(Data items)
⁂
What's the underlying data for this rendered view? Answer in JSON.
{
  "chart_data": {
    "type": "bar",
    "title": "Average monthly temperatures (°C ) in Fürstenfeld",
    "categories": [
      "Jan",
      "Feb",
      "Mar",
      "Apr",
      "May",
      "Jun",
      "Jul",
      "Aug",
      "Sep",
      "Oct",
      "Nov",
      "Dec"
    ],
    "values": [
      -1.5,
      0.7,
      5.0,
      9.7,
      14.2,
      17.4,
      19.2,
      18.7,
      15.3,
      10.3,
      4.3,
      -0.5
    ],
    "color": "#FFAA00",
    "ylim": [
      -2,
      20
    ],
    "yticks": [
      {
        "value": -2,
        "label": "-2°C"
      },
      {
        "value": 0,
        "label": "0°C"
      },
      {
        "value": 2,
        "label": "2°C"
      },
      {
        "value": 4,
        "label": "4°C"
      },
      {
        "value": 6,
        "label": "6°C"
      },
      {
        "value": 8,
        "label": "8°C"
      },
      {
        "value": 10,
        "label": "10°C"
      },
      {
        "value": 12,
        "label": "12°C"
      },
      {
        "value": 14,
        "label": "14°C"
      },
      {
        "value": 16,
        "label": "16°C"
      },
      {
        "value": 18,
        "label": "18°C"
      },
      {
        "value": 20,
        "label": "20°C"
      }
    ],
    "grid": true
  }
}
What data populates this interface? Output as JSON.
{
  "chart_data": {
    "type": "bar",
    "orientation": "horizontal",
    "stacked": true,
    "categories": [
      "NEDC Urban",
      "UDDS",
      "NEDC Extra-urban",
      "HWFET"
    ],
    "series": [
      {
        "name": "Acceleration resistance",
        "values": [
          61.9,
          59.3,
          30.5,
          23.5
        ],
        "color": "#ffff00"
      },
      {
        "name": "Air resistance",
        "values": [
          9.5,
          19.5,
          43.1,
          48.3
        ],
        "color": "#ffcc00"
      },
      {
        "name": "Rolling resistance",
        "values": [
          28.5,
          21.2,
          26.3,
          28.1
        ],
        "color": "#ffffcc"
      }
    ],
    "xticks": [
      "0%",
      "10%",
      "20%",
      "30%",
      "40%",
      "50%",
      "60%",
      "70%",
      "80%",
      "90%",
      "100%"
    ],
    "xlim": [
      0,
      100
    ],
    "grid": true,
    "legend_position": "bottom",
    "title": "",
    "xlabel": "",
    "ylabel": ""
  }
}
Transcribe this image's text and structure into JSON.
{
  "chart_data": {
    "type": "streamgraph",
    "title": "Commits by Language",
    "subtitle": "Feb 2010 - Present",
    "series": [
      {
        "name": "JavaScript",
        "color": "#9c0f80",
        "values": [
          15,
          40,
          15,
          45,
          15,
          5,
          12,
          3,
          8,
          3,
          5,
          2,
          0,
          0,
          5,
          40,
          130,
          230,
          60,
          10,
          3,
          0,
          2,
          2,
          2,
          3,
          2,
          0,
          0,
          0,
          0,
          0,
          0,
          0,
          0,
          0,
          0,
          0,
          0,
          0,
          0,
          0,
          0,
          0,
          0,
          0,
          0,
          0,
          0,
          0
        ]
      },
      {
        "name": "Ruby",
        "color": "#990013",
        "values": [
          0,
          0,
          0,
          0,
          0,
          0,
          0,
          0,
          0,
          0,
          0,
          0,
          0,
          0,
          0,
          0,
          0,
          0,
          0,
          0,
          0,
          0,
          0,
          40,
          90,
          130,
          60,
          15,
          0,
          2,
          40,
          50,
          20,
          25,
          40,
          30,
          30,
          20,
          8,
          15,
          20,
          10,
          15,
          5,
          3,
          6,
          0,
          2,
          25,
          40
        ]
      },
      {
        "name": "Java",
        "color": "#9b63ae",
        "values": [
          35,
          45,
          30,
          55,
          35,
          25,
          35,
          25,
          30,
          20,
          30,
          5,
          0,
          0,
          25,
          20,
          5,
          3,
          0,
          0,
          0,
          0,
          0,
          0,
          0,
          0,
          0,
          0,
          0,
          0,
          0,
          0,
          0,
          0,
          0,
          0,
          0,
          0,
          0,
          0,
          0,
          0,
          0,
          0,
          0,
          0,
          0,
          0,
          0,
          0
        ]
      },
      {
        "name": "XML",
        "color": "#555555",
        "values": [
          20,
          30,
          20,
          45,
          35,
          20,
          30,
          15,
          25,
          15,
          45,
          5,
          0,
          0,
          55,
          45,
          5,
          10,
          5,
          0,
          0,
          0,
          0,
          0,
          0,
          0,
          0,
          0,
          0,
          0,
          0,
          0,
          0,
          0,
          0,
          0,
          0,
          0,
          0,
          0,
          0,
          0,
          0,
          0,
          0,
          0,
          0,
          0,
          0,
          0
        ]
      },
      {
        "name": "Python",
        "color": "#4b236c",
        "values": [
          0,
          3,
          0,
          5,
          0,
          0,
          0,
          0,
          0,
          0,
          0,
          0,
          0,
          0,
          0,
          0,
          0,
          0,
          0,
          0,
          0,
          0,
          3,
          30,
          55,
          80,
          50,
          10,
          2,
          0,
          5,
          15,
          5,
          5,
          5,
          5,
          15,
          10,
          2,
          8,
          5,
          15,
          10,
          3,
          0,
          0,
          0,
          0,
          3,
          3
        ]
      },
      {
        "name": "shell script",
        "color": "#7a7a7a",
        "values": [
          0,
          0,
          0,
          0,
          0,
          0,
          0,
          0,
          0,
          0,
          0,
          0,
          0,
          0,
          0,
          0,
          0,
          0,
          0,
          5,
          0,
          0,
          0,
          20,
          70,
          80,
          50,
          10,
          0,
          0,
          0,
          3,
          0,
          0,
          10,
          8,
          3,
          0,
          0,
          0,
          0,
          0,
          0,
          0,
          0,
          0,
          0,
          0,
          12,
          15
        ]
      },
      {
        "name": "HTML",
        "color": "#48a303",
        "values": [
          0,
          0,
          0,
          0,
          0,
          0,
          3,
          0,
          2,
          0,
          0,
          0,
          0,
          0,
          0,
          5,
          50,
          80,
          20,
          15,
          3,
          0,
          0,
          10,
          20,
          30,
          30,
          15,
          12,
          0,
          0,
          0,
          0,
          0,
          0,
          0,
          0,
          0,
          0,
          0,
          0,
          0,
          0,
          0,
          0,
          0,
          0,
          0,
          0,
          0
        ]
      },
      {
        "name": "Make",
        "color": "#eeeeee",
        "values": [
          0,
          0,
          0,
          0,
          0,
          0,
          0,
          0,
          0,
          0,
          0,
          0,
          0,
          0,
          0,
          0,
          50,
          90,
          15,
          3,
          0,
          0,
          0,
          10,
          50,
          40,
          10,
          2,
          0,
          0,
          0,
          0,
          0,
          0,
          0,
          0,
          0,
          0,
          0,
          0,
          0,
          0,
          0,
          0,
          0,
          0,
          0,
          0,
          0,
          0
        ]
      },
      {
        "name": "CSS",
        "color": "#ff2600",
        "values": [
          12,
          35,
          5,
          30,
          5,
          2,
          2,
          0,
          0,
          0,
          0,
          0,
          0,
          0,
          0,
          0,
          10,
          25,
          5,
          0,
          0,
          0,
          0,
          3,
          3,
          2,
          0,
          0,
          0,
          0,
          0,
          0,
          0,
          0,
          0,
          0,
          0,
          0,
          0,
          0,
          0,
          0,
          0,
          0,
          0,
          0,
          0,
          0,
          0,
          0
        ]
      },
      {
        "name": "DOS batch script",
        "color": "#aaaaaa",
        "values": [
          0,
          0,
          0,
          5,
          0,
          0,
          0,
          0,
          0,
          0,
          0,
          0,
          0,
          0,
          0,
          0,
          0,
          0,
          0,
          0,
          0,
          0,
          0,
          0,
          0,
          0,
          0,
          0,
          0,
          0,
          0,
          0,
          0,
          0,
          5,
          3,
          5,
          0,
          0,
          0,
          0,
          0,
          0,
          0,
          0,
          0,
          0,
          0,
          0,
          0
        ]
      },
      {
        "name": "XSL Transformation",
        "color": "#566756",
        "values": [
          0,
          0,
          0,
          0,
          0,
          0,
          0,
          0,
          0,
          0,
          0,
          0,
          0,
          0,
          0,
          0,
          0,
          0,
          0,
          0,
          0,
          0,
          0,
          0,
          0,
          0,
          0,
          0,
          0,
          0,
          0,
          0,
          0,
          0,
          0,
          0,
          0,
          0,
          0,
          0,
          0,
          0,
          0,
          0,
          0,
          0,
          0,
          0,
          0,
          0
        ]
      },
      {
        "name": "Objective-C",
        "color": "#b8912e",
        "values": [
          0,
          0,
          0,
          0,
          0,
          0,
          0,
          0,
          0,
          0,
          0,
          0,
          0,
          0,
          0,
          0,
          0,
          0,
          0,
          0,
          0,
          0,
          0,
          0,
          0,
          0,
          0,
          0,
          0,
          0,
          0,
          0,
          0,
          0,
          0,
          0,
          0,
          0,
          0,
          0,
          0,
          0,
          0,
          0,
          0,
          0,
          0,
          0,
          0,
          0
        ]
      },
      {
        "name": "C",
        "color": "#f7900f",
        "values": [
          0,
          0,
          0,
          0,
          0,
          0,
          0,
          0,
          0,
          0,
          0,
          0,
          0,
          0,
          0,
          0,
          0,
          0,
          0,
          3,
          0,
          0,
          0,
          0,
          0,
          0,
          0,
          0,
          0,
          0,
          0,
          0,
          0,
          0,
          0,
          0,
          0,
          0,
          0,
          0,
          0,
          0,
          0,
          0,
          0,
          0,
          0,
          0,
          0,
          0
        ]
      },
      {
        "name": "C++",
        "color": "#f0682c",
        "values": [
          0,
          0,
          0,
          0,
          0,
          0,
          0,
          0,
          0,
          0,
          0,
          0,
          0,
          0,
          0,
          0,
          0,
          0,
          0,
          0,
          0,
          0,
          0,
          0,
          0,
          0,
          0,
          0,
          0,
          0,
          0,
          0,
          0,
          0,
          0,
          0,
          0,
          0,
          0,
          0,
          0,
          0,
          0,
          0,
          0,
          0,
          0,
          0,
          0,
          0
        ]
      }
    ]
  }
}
⁂
GOAL |
In the records above, locate each line with the word "JSON". Copy all such lines.

EXERCISE SOLUTION |
What's the underlying data for this rendered view? Answer in JSON.
What data populates this interface? Output as JSON.
Transcribe this image's text and structure into JSON.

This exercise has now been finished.